===== Entries supplied =====
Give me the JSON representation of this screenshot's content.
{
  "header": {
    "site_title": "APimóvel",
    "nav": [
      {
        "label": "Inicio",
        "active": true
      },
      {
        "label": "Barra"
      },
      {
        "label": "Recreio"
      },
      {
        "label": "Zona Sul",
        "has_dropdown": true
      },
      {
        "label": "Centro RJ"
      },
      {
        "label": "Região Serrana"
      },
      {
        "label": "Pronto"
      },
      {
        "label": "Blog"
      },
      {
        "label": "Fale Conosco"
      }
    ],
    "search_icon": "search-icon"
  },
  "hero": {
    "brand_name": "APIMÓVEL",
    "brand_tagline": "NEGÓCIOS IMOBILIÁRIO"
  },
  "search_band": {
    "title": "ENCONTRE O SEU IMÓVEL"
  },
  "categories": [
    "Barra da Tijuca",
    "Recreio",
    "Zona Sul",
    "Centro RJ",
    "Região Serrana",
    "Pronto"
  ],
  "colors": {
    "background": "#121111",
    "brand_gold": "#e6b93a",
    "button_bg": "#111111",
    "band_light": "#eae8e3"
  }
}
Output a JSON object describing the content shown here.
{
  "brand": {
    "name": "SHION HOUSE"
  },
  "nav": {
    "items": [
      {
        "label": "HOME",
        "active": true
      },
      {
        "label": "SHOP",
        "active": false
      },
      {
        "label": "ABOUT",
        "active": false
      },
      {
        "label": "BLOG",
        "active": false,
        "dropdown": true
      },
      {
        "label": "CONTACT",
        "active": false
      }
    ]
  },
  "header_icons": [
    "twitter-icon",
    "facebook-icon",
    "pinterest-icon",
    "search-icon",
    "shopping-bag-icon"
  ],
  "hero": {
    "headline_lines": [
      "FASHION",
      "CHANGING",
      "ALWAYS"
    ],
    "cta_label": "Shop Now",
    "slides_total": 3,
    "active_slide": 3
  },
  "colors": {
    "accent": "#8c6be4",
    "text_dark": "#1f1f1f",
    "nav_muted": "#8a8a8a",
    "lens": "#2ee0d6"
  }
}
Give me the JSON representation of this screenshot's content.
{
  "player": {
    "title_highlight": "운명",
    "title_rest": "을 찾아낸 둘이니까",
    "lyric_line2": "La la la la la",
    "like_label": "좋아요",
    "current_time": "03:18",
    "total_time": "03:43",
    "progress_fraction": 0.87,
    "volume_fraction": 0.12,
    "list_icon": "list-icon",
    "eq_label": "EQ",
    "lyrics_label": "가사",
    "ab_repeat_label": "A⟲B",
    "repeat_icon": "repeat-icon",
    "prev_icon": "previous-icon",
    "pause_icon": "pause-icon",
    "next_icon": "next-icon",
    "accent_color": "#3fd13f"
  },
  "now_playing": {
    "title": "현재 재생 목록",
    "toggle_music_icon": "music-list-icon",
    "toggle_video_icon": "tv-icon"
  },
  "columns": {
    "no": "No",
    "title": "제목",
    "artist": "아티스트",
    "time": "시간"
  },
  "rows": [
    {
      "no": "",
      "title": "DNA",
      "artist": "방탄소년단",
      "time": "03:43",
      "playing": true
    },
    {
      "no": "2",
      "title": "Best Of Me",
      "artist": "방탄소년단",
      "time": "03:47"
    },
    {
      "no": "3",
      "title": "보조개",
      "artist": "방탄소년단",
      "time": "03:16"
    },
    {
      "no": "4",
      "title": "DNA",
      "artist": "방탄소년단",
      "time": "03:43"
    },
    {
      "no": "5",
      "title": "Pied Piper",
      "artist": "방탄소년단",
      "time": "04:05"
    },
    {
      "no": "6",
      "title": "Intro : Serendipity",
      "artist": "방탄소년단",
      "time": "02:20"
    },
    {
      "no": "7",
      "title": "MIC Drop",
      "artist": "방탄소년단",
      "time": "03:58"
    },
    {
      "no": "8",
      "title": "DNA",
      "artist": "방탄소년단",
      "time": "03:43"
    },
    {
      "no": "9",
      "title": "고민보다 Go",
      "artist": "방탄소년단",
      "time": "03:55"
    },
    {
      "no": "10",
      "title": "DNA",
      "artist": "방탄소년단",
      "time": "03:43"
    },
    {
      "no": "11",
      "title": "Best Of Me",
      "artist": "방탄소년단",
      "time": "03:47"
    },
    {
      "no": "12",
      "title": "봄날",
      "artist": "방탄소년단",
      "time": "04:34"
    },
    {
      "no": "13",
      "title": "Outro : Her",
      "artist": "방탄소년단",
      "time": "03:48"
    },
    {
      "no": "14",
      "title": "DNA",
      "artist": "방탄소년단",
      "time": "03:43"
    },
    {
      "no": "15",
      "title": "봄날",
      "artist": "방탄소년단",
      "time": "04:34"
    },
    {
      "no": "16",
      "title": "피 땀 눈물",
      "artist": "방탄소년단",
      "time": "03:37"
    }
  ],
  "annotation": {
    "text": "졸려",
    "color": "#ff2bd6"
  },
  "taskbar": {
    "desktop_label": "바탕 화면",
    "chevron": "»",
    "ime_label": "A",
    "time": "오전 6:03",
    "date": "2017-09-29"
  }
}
=====
● Directions for this task
A line counts if it holds the word "true". How many lines of the entries count? Give the number only.

● Task answer
5